AIM:
Pull each line containing "Андрій" out of the data and copy it.

* Start MATERIALS PROVIDED *

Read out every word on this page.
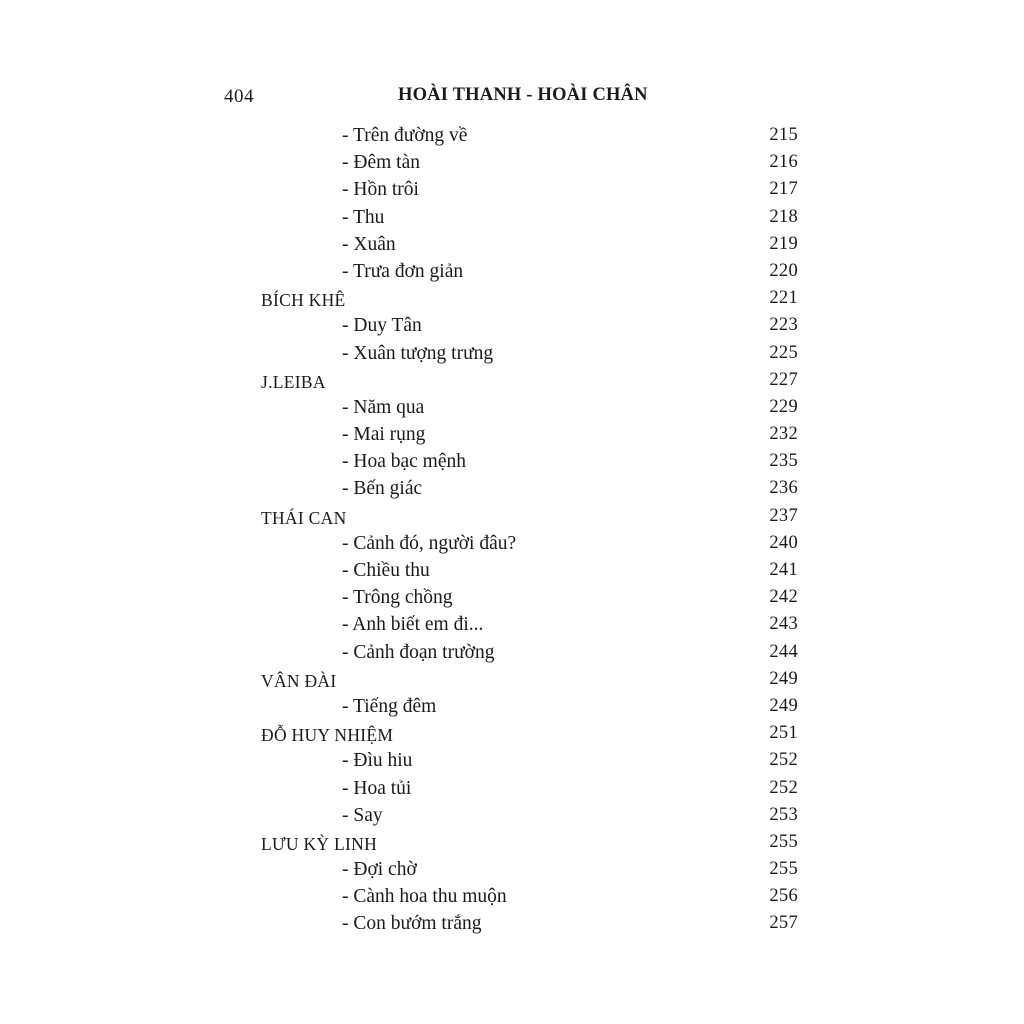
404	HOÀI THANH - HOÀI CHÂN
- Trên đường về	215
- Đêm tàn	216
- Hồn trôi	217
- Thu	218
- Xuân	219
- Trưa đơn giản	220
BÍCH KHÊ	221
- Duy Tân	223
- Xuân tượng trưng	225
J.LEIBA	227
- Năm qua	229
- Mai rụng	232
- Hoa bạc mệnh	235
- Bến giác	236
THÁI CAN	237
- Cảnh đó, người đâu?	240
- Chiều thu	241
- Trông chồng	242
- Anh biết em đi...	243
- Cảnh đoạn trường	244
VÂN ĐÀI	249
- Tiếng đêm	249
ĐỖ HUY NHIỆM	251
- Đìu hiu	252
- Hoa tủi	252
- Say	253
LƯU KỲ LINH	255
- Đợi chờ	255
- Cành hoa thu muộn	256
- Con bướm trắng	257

* End MATERIALS PROVIDED *
* Start MATERIALS PROVIDED *

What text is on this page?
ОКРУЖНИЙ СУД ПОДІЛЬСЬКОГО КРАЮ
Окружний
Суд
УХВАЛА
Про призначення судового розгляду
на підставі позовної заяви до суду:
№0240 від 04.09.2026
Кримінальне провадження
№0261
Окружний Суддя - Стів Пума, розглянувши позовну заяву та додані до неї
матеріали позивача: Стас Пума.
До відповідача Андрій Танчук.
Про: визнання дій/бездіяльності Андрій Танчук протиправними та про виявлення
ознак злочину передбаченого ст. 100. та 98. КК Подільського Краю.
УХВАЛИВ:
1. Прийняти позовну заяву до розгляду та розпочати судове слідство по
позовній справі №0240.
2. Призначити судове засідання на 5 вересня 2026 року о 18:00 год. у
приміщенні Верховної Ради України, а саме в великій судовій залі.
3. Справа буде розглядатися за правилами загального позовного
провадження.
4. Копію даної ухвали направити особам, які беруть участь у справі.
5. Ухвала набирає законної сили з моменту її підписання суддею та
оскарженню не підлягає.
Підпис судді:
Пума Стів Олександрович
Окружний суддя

* End MATERIALS PROVIDED *

EXERCISE RESPONSE:
До відповідача Андрій Танчук.
Про: визнання дій/бездіяльності Андрій Танчук протиправними та про виявлення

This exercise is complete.